* **What is needed**
Say only how many lines contain the word "image".

——————————

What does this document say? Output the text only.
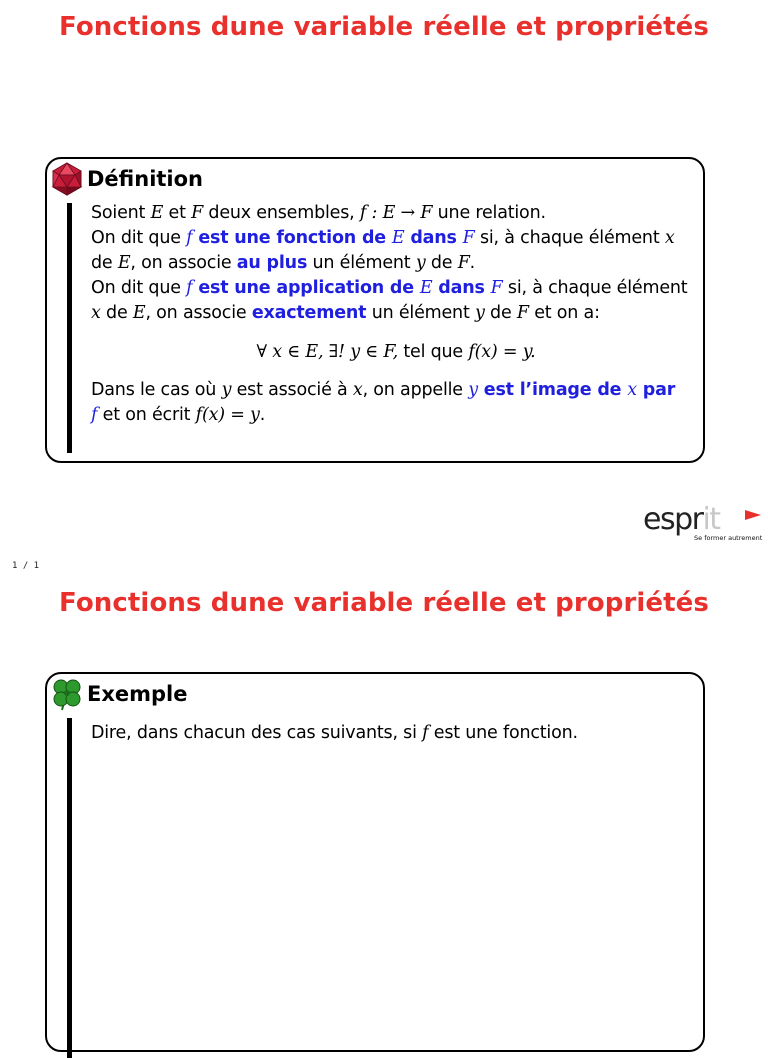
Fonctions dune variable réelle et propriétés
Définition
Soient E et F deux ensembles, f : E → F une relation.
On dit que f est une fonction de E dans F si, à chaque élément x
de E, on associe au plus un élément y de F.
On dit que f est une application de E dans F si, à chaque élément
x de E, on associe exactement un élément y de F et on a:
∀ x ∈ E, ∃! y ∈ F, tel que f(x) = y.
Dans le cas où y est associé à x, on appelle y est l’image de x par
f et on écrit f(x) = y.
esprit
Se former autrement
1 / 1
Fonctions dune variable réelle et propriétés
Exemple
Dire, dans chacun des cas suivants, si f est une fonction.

——————————

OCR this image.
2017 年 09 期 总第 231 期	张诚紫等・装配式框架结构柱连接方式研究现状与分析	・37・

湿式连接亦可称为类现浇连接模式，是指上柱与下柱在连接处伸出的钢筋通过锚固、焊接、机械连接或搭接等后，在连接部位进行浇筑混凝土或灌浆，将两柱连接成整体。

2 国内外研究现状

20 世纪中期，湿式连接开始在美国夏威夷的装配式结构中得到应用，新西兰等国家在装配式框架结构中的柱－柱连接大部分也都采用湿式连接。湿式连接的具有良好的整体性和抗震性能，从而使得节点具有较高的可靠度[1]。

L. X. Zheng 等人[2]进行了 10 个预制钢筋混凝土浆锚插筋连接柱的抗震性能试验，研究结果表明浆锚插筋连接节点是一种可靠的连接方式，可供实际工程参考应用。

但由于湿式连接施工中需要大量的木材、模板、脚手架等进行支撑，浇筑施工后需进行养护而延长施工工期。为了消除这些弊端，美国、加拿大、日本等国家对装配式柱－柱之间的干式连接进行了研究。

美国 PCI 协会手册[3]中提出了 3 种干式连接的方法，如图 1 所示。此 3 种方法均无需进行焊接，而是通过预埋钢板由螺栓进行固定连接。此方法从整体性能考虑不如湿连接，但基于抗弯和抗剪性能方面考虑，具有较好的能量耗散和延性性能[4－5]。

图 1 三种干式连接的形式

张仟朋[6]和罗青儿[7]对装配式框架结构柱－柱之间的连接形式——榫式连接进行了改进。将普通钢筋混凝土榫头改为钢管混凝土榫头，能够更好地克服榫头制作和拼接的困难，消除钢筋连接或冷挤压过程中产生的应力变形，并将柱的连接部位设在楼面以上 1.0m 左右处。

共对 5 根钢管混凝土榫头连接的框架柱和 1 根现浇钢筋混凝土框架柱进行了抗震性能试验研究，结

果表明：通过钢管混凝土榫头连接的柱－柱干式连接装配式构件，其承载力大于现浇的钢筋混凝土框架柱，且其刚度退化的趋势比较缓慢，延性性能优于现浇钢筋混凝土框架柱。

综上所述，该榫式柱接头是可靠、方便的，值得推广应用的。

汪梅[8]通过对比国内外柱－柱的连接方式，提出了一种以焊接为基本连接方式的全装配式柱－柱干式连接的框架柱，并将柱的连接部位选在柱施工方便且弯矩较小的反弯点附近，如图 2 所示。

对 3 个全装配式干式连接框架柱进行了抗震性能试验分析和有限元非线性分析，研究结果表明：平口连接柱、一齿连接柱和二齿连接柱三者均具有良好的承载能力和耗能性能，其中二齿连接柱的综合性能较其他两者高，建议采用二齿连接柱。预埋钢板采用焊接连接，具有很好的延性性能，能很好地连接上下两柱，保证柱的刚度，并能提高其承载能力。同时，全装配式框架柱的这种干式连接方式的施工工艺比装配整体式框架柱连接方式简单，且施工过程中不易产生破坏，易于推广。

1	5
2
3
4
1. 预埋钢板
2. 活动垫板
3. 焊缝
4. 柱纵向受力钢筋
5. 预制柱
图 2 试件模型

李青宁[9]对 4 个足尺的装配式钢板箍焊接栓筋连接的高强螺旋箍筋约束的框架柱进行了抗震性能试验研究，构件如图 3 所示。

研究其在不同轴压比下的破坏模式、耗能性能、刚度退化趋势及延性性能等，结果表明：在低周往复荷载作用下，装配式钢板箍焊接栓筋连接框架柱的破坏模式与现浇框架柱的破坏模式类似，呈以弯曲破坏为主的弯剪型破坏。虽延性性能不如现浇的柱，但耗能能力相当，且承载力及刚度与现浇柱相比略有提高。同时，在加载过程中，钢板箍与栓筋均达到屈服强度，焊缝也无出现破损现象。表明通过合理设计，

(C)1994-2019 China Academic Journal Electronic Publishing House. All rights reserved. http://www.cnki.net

——————————

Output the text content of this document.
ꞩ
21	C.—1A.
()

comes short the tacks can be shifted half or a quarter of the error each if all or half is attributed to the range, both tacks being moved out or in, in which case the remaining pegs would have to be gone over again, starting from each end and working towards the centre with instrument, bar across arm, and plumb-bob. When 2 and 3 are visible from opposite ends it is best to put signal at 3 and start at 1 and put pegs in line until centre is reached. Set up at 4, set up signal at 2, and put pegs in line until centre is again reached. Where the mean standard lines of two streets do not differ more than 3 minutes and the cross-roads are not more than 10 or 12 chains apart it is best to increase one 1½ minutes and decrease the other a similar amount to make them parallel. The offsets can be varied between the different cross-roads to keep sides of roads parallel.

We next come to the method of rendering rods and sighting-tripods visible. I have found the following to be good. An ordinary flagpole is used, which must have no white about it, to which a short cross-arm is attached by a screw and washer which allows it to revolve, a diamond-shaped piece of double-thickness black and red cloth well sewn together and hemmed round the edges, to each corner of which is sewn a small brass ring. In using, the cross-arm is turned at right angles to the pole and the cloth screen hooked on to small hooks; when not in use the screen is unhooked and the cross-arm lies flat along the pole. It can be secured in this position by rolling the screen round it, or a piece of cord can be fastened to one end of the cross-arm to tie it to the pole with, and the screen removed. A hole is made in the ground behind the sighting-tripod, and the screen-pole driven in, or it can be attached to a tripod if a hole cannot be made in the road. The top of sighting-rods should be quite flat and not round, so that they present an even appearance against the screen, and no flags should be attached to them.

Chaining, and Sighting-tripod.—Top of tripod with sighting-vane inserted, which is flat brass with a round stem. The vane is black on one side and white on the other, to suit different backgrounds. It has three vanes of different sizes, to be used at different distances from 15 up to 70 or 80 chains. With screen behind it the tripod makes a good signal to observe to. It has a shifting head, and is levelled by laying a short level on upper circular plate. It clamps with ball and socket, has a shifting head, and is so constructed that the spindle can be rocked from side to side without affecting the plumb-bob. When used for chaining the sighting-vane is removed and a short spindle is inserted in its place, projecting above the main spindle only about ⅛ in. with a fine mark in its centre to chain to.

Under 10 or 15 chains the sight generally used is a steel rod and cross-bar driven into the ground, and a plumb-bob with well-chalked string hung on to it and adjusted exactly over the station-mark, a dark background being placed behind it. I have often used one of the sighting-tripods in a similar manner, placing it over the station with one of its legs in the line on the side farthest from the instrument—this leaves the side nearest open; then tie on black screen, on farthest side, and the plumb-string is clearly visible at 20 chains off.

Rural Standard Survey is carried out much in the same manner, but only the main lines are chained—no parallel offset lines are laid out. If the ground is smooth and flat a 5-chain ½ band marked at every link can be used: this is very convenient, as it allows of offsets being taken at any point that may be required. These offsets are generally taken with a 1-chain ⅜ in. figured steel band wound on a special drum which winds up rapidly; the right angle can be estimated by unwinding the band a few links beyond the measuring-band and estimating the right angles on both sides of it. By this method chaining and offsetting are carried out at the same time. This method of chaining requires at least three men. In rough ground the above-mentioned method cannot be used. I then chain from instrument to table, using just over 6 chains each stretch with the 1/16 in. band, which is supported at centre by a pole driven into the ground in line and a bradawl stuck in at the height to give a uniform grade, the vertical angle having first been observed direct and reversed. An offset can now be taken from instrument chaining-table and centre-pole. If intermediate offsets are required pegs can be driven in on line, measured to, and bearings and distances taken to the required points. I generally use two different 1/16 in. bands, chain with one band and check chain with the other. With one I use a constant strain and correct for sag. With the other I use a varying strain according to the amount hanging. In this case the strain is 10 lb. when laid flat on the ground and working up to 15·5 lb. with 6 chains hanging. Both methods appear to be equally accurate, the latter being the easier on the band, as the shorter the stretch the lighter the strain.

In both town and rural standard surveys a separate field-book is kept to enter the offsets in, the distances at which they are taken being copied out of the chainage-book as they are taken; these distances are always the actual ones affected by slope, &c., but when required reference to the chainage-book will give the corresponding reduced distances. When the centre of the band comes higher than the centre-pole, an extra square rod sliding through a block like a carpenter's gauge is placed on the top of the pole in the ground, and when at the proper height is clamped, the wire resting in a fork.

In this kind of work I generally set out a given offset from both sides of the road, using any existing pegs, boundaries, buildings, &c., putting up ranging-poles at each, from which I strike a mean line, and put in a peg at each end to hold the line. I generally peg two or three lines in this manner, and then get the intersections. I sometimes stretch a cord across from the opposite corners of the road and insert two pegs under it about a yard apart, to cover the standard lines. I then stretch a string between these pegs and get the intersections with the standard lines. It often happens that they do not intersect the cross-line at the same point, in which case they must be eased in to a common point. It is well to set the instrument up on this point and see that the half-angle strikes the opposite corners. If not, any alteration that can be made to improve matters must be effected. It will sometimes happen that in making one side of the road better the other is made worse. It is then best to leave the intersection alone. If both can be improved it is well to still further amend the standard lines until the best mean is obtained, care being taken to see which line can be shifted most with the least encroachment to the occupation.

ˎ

——————————

* **Answer to the exercise**
2